-- Records for processing start --

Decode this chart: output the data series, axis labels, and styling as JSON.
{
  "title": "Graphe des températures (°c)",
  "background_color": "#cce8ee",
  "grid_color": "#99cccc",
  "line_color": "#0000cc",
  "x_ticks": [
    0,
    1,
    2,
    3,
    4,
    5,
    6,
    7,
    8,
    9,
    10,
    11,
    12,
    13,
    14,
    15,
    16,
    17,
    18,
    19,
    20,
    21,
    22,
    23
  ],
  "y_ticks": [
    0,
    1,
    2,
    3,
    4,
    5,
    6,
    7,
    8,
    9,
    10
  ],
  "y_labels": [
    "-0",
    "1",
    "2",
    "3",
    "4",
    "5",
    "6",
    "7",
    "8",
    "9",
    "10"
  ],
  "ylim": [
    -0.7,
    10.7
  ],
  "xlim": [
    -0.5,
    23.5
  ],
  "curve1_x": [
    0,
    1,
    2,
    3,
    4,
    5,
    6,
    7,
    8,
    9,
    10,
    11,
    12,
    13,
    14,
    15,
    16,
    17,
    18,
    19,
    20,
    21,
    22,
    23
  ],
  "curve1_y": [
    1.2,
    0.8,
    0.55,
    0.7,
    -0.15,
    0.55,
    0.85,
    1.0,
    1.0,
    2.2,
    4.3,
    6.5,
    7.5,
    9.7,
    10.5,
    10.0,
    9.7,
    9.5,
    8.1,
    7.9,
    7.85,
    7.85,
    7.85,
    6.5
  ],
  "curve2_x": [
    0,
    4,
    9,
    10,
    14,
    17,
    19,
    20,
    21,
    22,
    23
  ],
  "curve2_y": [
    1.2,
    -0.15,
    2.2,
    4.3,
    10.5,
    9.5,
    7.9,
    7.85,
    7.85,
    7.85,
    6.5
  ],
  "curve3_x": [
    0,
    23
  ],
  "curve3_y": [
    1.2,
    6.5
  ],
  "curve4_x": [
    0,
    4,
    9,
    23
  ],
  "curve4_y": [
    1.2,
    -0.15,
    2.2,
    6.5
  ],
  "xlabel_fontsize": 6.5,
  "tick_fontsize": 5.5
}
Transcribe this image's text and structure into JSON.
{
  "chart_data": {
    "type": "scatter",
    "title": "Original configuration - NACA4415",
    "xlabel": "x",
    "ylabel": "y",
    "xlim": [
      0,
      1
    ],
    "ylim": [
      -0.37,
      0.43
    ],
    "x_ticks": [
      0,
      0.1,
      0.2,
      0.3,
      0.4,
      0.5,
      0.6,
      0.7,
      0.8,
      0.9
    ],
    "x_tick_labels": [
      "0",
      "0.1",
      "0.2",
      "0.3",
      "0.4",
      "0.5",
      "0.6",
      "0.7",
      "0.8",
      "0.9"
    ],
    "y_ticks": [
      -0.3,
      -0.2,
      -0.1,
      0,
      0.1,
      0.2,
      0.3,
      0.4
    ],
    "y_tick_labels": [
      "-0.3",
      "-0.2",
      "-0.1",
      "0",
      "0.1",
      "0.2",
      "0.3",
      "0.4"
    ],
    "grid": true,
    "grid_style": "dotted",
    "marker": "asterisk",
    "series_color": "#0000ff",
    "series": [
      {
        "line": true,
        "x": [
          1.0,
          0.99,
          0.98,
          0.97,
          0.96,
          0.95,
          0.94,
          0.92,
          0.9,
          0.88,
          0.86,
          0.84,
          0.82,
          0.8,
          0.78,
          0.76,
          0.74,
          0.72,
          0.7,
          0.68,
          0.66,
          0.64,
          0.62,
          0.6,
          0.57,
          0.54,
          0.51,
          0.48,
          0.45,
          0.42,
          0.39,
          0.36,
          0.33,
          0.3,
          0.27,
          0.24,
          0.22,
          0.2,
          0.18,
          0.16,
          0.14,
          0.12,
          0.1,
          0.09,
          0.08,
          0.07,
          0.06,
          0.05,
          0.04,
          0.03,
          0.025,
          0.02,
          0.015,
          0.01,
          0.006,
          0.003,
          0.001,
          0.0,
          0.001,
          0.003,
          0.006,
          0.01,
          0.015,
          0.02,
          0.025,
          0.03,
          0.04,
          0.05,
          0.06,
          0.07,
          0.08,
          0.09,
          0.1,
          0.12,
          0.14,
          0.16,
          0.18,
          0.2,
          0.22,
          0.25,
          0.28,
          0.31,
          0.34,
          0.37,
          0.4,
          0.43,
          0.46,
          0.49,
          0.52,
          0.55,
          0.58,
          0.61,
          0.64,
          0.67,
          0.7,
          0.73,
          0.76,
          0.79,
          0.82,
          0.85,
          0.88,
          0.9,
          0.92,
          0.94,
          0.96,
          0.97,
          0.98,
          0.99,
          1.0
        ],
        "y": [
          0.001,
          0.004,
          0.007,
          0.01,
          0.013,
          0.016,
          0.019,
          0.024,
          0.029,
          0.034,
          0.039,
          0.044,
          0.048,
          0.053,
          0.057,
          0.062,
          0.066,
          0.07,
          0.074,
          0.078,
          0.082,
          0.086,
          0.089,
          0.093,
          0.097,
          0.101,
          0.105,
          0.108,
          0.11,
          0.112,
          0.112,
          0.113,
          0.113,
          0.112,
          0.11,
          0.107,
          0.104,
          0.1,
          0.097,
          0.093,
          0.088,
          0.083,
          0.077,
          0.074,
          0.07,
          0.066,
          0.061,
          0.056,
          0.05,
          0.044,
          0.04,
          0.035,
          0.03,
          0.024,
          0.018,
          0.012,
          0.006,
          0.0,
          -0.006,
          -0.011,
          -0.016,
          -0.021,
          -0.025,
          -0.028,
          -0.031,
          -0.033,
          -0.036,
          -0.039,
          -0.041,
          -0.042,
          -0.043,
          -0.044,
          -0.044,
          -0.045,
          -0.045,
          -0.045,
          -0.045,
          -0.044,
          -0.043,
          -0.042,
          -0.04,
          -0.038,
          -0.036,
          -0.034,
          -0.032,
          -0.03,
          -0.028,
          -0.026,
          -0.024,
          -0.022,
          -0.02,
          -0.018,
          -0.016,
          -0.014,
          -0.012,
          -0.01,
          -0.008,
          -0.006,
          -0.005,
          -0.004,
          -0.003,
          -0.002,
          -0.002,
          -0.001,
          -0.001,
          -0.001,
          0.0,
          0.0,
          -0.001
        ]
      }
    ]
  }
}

-- Records for processing end --

Copy out each line of the listing that holds "JSON".

Decode this chart: output the data series, axis labels, and styling as JSON.
Transcribe this image's text and structure into JSON.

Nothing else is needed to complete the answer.